# Dataset items:
-- START --

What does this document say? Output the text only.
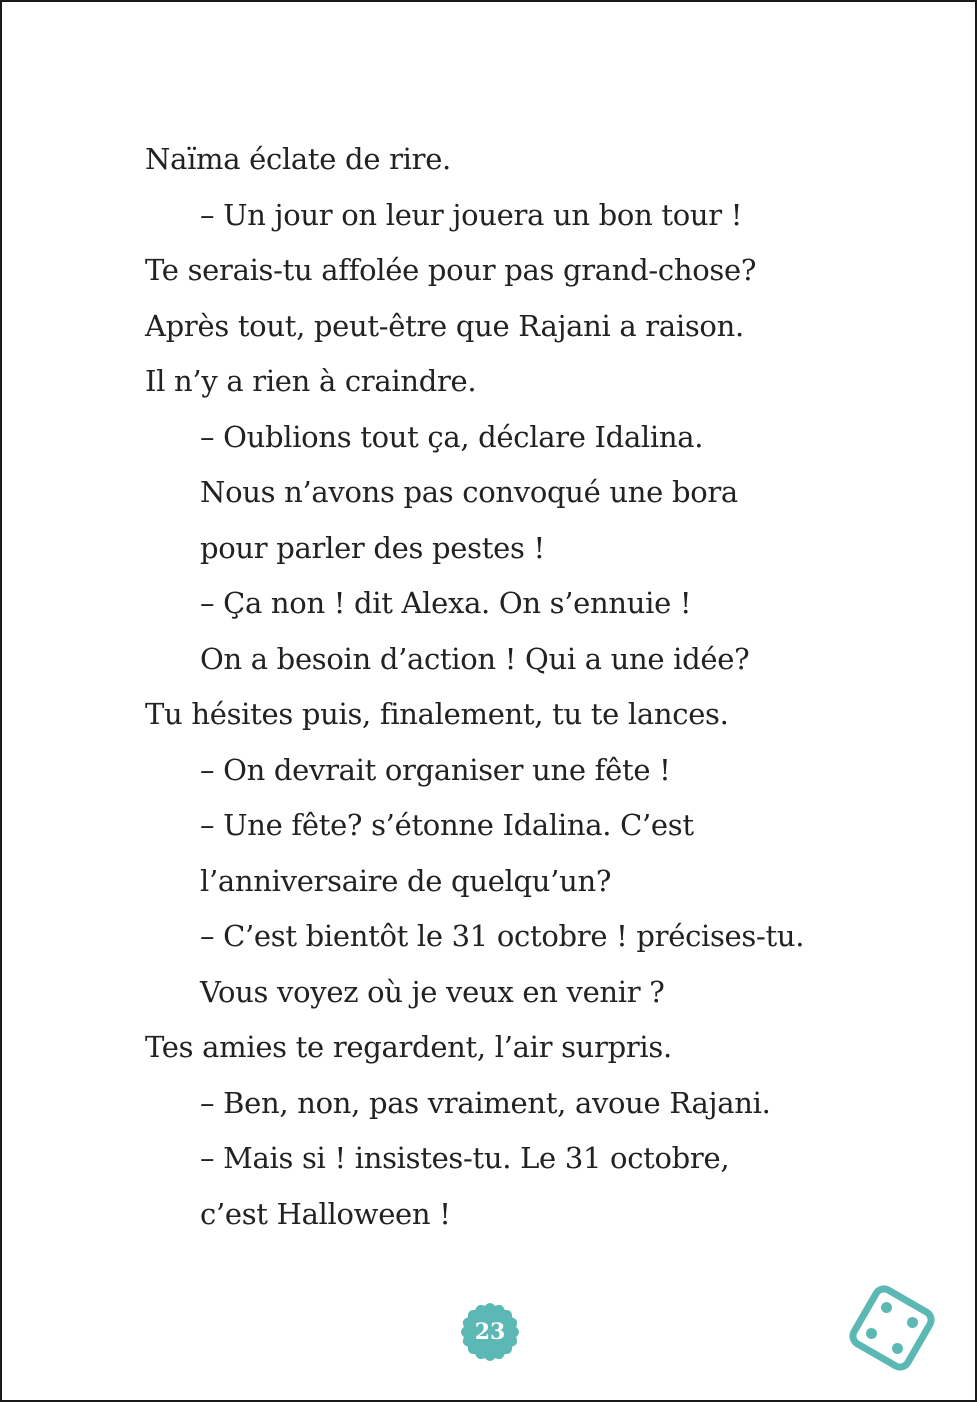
Naïma éclate de rire.
– Un jour on leur jouera un bon tour !
Te serais-tu affolée pour pas grand-chose?
Après tout, peut-être que Rajani a raison.
Il n’y a rien à craindre.
– Oublions tout ça, déclare Idalina.
Nous n’avons pas convoqué une bora
pour parler des pestes !
– Ça non ! dit Alexa. On s’ennuie !
On a besoin d’action ! Qui a une idée?
Tu hésites puis, finalement, tu te lances.
– On devrait organiser une fête !
– Une fête? s’étonne Idalina. C’est
l’anniversaire de quelqu’un?
– C’est bientôt le 31 octobre ! précises-tu.
Vous voyez où je veux en venir ?
Tes amies te regardent, l’air surpris.
– Ben, non, pas vraiment, avoue Rajani.
– Mais si ! insistes-tu. Le 31 octobre,
c’est Halloween !
23
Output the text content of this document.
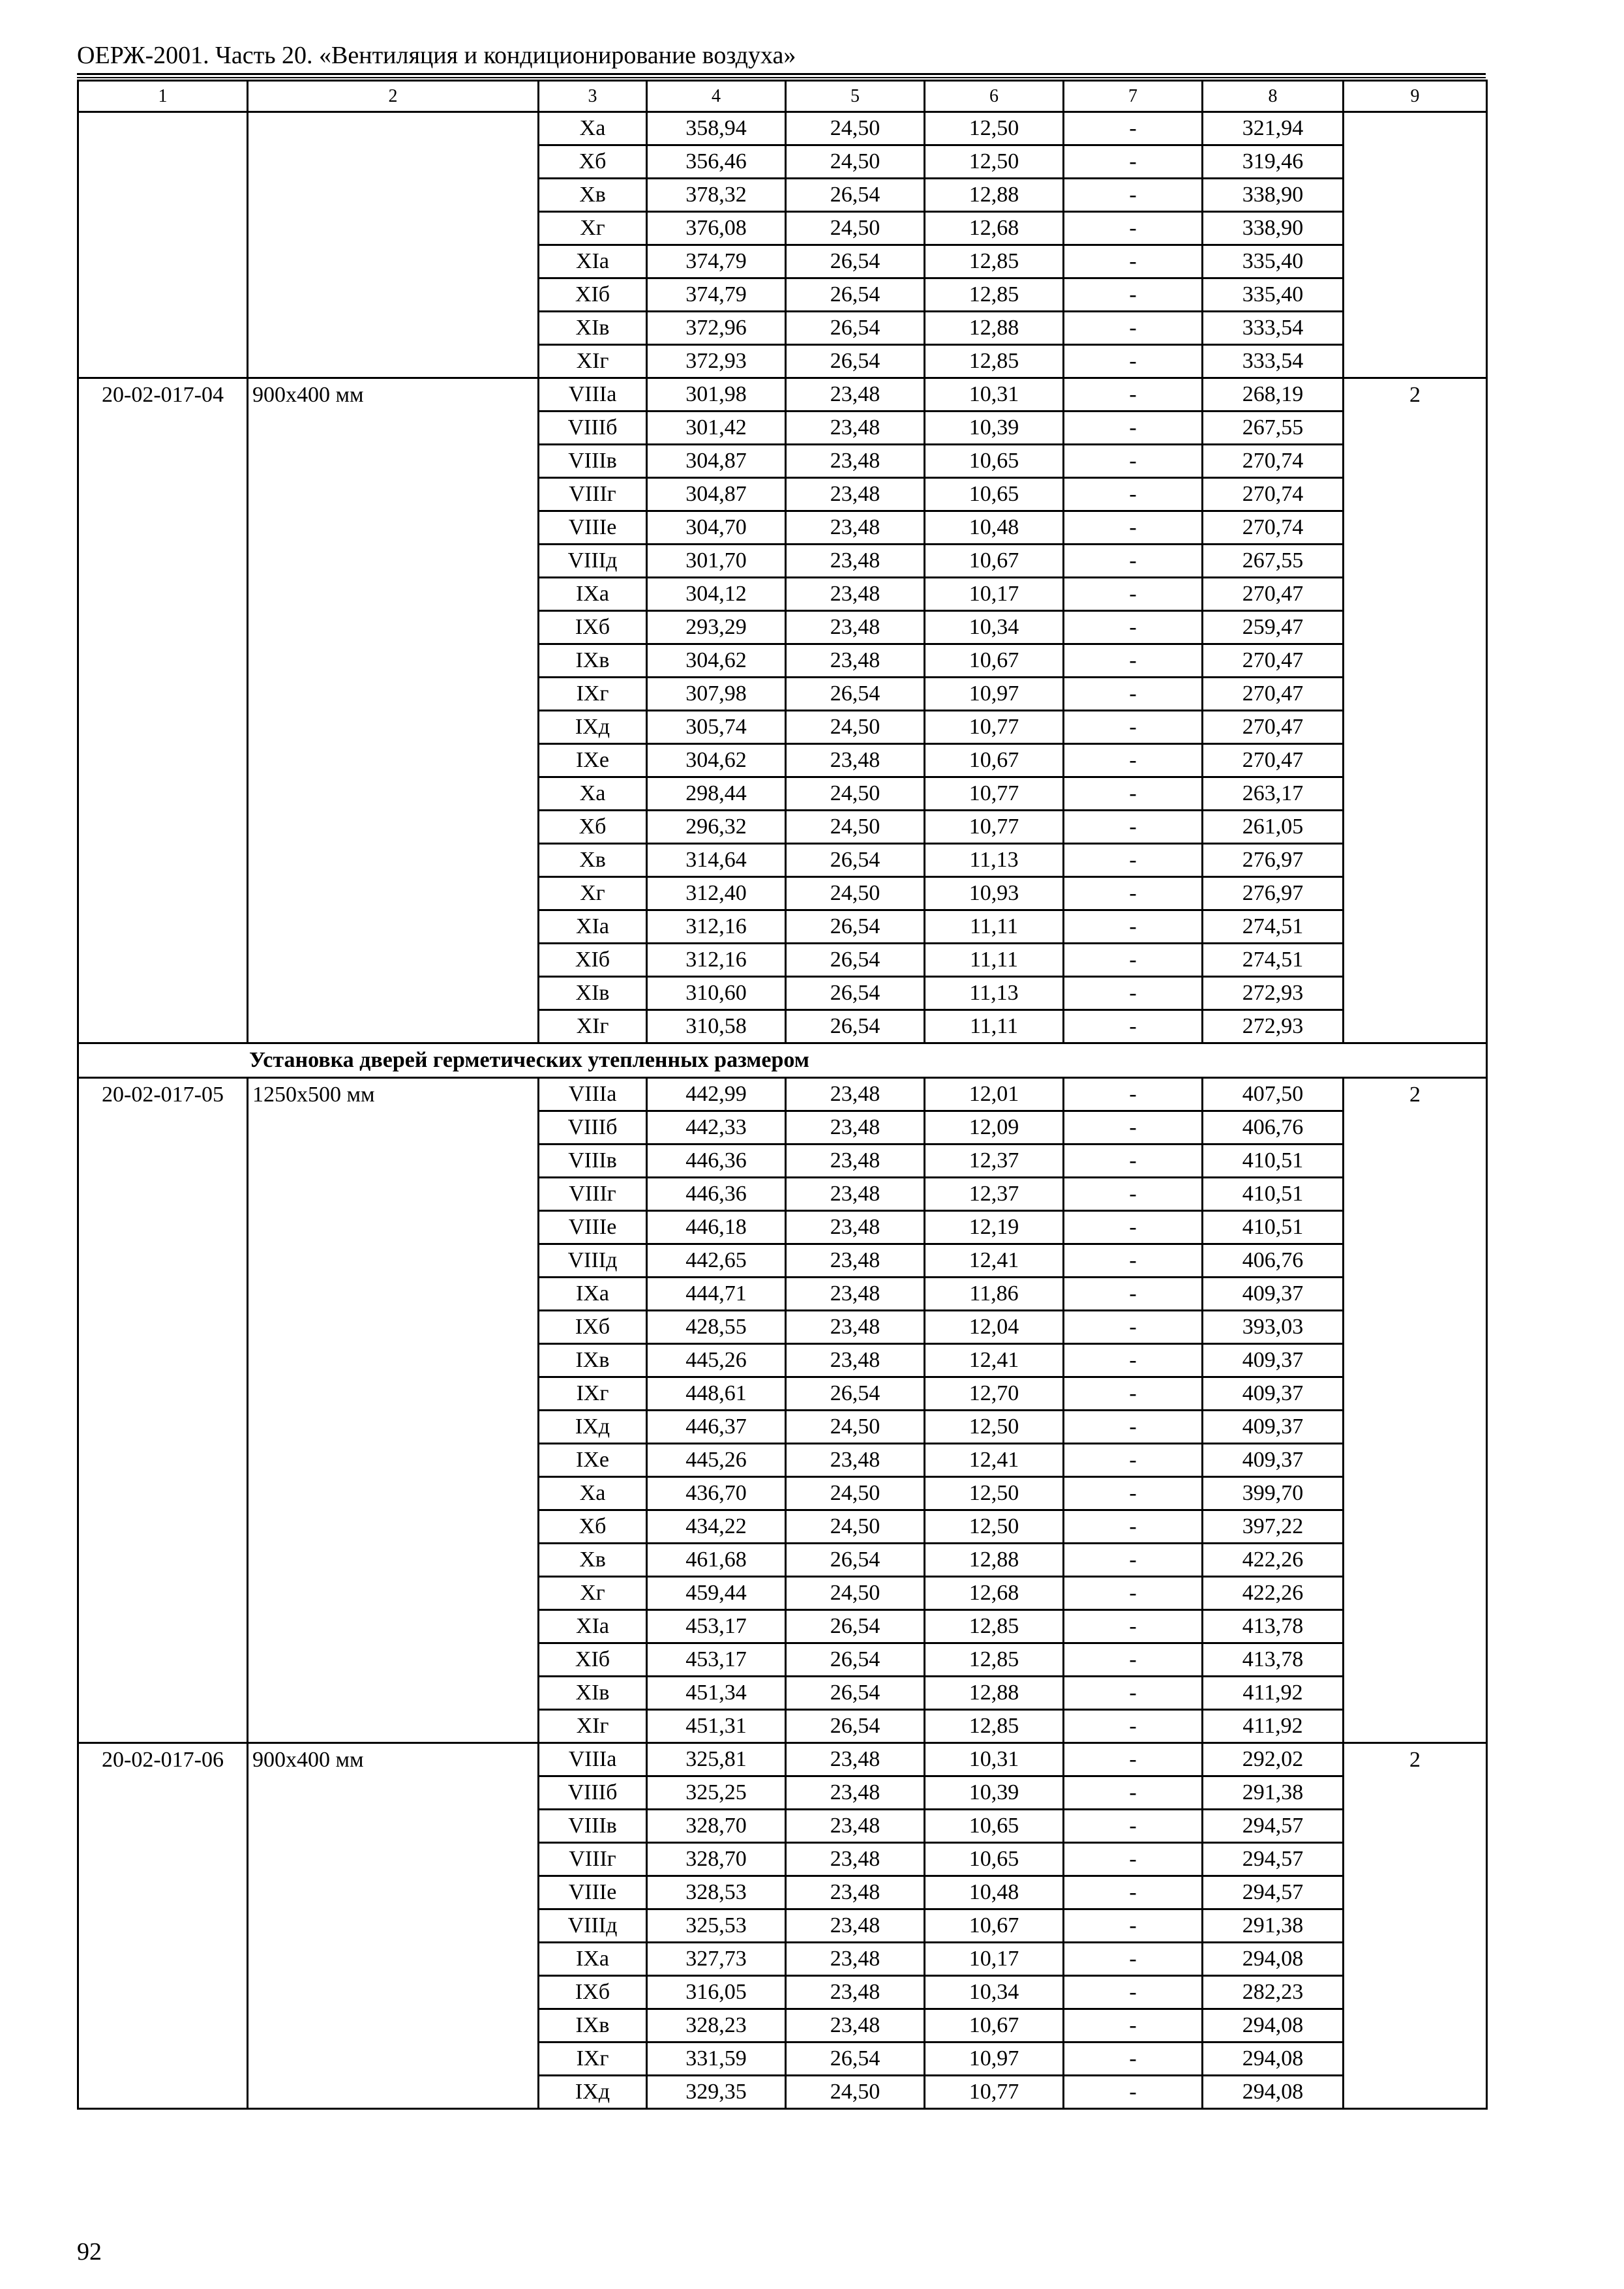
ОЕРЖ-2001. Часть 20. «Вентиляция и кондиционирование воздуха»
1	2	3	4	5	6	7	8	9
		Xa	358,94	24,50	12,50	-	321,94	
		Xб	356,46	24,50	12,50	-	319,46	
		Xв	378,32	26,54	12,88	-	338,90	
		Xг	376,08	24,50	12,68	-	338,90	
		XIa	374,79	26,54	12,85	-	335,40	
		XIб	374,79	26,54	12,85	-	335,40	
		XIв	372,96	26,54	12,88	-	333,54	
		XIг	372,93	26,54	12,85	-	333,54	
20-02-017-04	900x400 мм	VIIIa	301,98	23,48	10,31	-	268,19	2
		VIIIб	301,42	23,48	10,39	-	267,55	
		VIIIв	304,87	23,48	10,65	-	270,74	
		VIIIг	304,87	23,48	10,65	-	270,74	
		VIIIe	304,70	23,48	10,48	-	270,74	
		VIIIд	301,70	23,48	10,67	-	267,55	
		IXa	304,12	23,48	10,17	-	270,47	
		IXб	293,29	23,48	10,34	-	259,47	
		IXв	304,62	23,48	10,67	-	270,47	
		IXг	307,98	26,54	10,97	-	270,47	
		IXд	305,74	24,50	10,77	-	270,47	
		IXe	304,62	23,48	10,67	-	270,47	
		Xa	298,44	24,50	10,77	-	263,17	
		Xб	296,32	24,50	10,77	-	261,05	
		Xв	314,64	26,54	11,13	-	276,97	
		Xг	312,40	24,50	10,93	-	276,97	
		XIa	312,16	26,54	11,11	-	274,51	
		XIб	312,16	26,54	11,11	-	274,51	
		XIв	310,60	26,54	11,13	-	272,93	
		XIг	310,58	26,54	11,11	-	272,93	
Установка дверей герметических утепленных размером								
20-02-017-05	1250x500 мм	VIIIa	442,99	23,48	12,01	-	407,50	2
		VIIIб	442,33	23,48	12,09	-	406,76	
		VIIIв	446,36	23,48	12,37	-	410,51	
		VIIIг	446,36	23,48	12,37	-	410,51	
		VIIIe	446,18	23,48	12,19	-	410,51	
		VIIIд	442,65	23,48	12,41	-	406,76	
		IXa	444,71	23,48	11,86	-	409,37	
		IXб	428,55	23,48	12,04	-	393,03	
		IXв	445,26	23,48	12,41	-	409,37	
		IXг	448,61	26,54	12,70	-	409,37	
		IXд	446,37	24,50	12,50	-	409,37	
		IXe	445,26	23,48	12,41	-	409,37	
		Xa	436,70	24,50	12,50	-	399,70	
		Xб	434,22	24,50	12,50	-	397,22	
		Xв	461,68	26,54	12,88	-	422,26	
		Xг	459,44	24,50	12,68	-	422,26	
		XIa	453,17	26,54	12,85	-	413,78	
		XIб	453,17	26,54	12,85	-	413,78	
		XIв	451,34	26,54	12,88	-	411,92	
		XIг	451,31	26,54	12,85	-	411,92	
20-02-017-06	900x400 мм	VIIIa	325,81	23,48	10,31	-	292,02	2
		VIIIб	325,25	23,48	10,39	-	291,38	
		VIIIв	328,70	23,48	10,65	-	294,57	
		VIIIг	328,70	23,48	10,65	-	294,57	
		VIIIe	328,53	23,48	10,48	-	294,57	
		VIIIд	325,53	23,48	10,67	-	291,38	
		IXa	327,73	23,48	10,17	-	294,08	
		IXб	316,05	23,48	10,34	-	282,23	
		IXв	328,23	23,48	10,67	-	294,08	
		IXг	331,59	26,54	10,97	-	294,08	
		IXд	329,35	24,50	10,77	-	294,08	
92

-- END --

# REQUIRED TASK:
How many of the lines above include the string "Rajani"? Reply with the number by itself.

# ANSWER TO THIS EXERCISE:
2